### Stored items
>> begin
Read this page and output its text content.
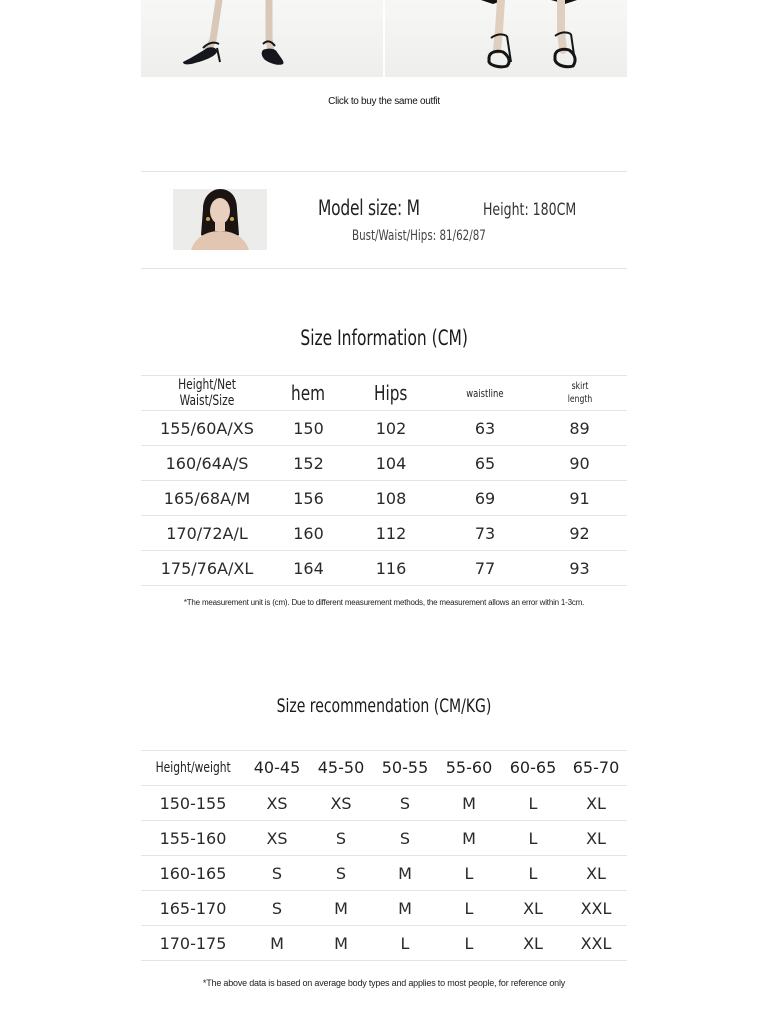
Click to buy the same outfit
Model size: M	Height: 180CM
Bust/Waist/Hips: 81/62/87
Size Information (CM)
Height/Net Waist/Size	hem	Hips	waistline	skirt length
155/60A/XS	150	102	63	89
160/64A/S	152	104	65	90
165/68A/M	156	108	69	91
170/72A/L	160	112	73	92
175/76A/XL	164	116	77	93
*The measurement unit is (cm). Due to different measurement methods, the measurement allows an error within 1-3cm.
Size recommendation (CM/KG)
Height/weight	40-45	45-50	50-55	55-60	60-65	65-70
150-155	XS	XS	S	M	L	XL
155-160	XS	S	S	M	L	XL
160-165	S	S	M	L	L	XL
165-170	S	M	M	L	XL	XXL
170-175	M	M	L	L	XL	XXL
*The above data is based on average body types and applies to most people, for reference only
>> end
### Exercise aim
Pictures don't belong in the copy. Transcribe every record exactly as it appears.

### The reply
Read this page and output its text content.
Click to buy the same outfit
Model size: M	Height: 180CM
Bust/Waist/Hips: 81/62/87
Size Information (CM)
Height/Net Waist/Size	hem	Hips	waistline	skirt length
155/60A/XS	150	102	63	89
160/64A/S	152	104	65	90
165/68A/M	156	108	69	91
170/72A/L	160	112	73	92
175/76A/XL	164	116	77	93
*The measurement unit is (cm). Due to different measurement methods, the measurement allows an error within 1-3cm.
Size recommendation (CM/KG)
Height/weight	40-45	45-50	50-55	55-60	60-65	65-70
150-155	XS	XS	S	M	L	XL
155-160	XS	S	S	M	L	XL
160-165	S	S	M	L	L	XL
165-170	S	M	M	L	XL	XXL
170-175	M	M	L	L	XL	XXL
*The above data is based on average body types and applies to most people, for reference only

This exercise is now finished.